Spot every line with the word "Bjerre" and return it.

========================================================================

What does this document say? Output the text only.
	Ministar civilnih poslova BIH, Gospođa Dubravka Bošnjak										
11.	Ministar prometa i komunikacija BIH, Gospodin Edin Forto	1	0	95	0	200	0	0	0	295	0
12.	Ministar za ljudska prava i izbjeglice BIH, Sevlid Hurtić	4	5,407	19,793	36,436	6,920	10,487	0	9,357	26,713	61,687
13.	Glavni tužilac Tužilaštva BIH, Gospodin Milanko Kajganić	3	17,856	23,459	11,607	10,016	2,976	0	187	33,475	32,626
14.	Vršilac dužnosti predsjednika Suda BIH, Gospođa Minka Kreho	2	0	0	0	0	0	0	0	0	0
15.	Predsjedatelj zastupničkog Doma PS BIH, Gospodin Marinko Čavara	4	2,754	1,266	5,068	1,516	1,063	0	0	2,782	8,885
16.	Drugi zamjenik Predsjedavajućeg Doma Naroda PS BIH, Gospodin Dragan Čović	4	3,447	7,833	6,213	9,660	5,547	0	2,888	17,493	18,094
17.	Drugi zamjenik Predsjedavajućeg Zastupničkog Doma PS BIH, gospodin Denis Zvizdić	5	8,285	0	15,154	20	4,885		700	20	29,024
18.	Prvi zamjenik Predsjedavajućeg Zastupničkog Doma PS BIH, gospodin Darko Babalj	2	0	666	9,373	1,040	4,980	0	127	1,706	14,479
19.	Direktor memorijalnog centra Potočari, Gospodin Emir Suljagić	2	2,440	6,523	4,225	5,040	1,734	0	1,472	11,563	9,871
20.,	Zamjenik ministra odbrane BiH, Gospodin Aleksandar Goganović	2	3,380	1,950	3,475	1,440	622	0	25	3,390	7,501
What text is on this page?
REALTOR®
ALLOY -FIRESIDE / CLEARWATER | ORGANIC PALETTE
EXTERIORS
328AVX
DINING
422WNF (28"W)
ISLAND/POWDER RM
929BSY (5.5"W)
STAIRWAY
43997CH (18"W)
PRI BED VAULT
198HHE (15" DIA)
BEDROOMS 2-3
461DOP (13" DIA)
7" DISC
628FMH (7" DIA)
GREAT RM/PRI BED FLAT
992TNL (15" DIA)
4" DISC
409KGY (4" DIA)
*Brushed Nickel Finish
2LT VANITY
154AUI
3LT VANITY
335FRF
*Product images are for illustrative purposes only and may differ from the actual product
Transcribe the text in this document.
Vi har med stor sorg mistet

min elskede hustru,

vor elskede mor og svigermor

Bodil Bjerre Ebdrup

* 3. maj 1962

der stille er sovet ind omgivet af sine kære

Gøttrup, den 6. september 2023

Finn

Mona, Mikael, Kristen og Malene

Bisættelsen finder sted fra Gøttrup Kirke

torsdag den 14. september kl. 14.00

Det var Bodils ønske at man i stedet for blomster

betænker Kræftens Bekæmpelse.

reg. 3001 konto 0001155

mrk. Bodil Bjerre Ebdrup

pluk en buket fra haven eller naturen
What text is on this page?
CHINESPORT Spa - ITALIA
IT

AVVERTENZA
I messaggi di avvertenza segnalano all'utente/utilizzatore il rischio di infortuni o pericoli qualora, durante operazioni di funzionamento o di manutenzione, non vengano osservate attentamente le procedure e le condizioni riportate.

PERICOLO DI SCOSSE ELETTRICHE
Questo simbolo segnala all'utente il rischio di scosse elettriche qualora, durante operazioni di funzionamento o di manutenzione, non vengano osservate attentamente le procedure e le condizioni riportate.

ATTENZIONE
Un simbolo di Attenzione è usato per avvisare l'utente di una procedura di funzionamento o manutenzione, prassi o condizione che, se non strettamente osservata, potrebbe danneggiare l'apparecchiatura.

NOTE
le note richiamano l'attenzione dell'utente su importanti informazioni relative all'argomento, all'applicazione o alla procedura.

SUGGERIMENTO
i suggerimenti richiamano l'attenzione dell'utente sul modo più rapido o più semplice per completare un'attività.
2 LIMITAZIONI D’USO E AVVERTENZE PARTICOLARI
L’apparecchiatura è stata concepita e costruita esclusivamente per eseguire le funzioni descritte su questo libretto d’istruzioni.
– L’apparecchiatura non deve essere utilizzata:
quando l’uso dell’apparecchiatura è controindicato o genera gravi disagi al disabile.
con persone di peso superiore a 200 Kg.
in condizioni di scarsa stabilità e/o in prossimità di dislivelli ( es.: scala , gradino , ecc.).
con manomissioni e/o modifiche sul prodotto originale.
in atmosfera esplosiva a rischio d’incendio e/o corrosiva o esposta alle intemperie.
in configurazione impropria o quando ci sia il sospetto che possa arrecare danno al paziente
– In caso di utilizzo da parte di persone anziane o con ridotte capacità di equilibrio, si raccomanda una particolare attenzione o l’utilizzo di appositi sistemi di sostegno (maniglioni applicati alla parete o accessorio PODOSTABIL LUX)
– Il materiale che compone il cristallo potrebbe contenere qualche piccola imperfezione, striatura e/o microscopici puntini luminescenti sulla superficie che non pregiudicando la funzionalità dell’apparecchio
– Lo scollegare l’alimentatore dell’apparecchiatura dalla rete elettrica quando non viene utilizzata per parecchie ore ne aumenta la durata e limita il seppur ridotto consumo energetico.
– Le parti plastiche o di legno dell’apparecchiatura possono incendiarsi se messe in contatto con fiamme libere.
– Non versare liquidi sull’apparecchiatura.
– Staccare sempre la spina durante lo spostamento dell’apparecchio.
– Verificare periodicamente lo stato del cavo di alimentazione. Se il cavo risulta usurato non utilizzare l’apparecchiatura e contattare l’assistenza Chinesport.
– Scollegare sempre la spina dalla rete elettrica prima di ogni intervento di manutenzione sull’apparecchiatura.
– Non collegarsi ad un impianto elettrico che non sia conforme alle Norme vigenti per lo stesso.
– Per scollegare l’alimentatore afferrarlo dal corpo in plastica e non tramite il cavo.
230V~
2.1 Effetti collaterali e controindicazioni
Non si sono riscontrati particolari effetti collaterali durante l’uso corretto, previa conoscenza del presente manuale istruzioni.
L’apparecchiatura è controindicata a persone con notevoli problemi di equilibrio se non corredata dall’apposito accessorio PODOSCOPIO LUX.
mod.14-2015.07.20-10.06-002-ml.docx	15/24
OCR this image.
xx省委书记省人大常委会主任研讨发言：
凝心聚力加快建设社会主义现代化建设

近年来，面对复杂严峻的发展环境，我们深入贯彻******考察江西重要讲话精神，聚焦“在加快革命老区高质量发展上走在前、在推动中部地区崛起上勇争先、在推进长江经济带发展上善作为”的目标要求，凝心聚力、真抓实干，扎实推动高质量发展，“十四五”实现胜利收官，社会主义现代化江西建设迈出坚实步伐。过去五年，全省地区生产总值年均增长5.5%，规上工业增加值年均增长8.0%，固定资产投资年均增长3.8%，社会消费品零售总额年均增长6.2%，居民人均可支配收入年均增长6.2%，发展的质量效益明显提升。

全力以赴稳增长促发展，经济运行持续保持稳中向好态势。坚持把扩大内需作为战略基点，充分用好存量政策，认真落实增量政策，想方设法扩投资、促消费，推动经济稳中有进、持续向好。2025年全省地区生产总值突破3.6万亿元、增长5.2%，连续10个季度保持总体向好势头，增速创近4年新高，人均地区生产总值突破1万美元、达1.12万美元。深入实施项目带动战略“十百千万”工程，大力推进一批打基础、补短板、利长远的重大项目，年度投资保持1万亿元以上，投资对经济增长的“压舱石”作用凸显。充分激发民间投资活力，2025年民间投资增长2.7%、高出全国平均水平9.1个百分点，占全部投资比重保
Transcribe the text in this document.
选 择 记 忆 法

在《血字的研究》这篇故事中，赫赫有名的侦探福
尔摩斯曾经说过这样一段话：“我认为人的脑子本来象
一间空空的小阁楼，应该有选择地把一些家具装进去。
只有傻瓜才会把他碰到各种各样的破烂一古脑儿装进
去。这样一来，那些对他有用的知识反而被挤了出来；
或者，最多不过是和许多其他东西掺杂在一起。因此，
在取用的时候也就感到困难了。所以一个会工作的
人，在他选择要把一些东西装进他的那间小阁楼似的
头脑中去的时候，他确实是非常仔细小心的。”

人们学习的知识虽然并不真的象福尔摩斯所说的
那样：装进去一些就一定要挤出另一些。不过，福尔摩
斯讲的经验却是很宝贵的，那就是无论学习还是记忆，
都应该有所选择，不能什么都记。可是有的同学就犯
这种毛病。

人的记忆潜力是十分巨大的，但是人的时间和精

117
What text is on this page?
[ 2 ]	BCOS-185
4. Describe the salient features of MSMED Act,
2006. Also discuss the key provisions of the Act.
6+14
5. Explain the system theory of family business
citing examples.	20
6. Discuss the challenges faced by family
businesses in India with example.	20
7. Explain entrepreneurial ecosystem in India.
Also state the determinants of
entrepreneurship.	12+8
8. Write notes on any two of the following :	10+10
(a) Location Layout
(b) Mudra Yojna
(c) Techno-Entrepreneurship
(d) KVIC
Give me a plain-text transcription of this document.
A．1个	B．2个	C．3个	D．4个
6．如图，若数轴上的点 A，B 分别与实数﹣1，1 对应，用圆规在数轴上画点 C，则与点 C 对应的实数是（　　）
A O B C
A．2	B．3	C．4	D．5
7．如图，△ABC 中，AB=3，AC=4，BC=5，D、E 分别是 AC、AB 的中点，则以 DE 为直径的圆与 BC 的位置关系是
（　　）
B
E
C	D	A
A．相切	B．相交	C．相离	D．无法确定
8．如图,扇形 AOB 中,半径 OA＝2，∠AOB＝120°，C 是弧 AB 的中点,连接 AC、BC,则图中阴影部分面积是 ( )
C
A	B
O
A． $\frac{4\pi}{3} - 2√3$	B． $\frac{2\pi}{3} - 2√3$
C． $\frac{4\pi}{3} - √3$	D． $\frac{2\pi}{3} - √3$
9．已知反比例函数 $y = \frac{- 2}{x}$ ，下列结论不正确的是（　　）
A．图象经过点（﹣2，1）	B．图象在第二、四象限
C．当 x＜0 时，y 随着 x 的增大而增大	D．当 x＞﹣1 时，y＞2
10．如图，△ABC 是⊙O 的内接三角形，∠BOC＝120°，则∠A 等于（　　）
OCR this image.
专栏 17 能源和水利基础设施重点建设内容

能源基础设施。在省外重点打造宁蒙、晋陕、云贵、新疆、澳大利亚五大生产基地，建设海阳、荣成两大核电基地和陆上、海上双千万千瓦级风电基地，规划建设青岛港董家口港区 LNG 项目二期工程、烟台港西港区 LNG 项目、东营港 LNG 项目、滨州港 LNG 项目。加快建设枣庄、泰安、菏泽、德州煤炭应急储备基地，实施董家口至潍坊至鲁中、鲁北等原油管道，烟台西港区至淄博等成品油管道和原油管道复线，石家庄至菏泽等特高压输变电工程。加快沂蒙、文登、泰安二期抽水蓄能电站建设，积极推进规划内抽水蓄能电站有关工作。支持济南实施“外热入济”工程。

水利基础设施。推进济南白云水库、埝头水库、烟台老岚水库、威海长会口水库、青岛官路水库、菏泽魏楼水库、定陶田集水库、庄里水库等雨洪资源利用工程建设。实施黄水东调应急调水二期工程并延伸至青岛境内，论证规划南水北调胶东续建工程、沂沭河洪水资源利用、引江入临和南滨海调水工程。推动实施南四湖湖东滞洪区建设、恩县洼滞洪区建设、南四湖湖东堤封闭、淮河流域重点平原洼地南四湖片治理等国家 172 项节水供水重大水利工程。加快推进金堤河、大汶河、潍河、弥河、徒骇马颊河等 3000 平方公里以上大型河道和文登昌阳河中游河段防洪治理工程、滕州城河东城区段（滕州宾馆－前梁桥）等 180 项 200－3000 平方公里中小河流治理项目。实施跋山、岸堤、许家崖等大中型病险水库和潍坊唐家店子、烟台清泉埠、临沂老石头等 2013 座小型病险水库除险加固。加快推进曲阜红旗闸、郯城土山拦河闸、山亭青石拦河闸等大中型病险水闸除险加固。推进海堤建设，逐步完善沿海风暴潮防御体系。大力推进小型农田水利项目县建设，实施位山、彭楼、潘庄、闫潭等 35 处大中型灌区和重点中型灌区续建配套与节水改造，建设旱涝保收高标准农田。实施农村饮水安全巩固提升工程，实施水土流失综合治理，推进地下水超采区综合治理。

========================================================================

▶ _Worked answer_:
Bodil Bjerre Ebdrup
mrk. Bodil Bjerre Ebdrup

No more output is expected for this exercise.